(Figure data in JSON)
----
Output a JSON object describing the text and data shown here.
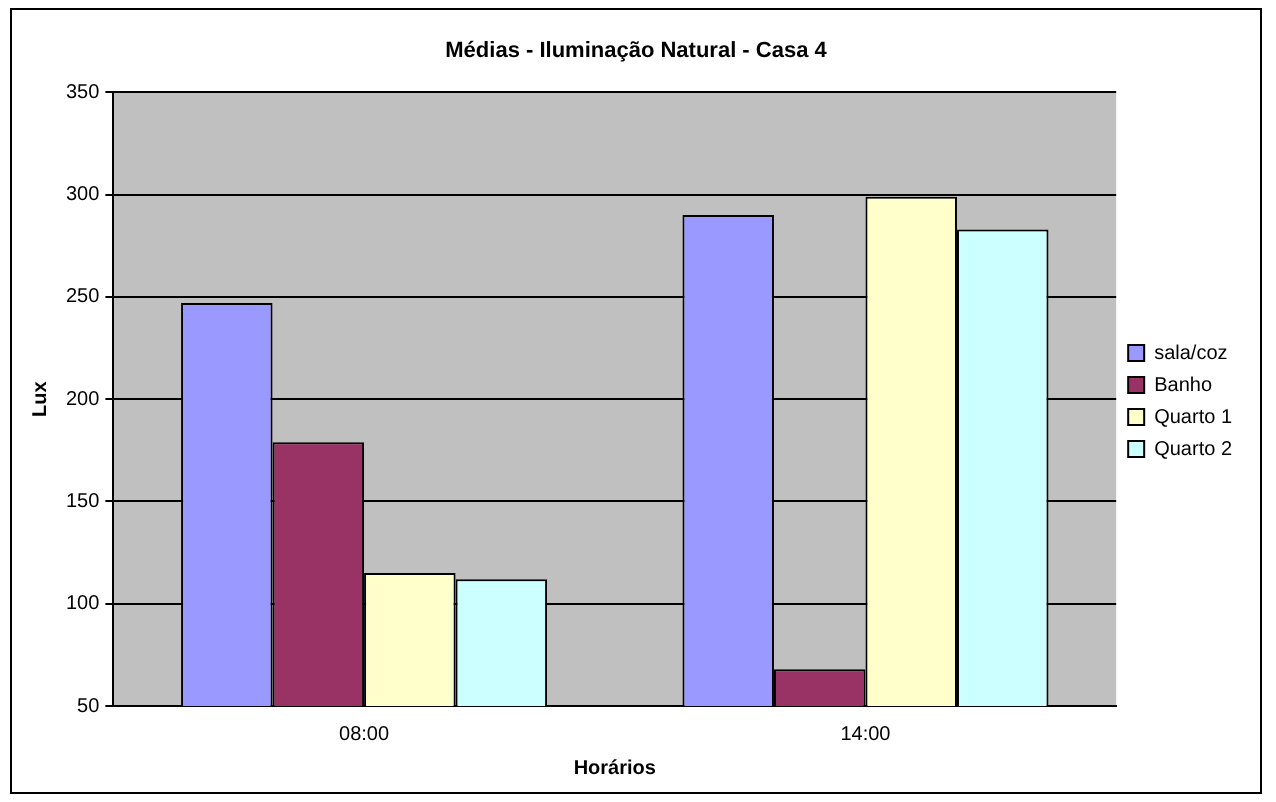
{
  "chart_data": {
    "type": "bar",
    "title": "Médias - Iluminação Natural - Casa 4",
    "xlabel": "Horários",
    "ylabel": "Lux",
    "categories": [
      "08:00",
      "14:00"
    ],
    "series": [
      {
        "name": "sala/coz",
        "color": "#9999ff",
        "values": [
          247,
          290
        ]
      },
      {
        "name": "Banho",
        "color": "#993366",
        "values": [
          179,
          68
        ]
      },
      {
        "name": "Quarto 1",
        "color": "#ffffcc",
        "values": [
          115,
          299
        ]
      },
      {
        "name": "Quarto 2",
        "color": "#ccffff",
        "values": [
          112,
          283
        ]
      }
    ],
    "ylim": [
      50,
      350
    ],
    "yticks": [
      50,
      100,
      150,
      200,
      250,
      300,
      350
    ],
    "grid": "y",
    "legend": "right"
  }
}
----
TASK TO COMPLETE — Go through the lines above. Select every one that has the string "name".

EXERCISE OUTPUT —
        "name": "sala/coz",
        "name": "Banho",
        "name": "Quarto 1",
        "name": "Quarto 2",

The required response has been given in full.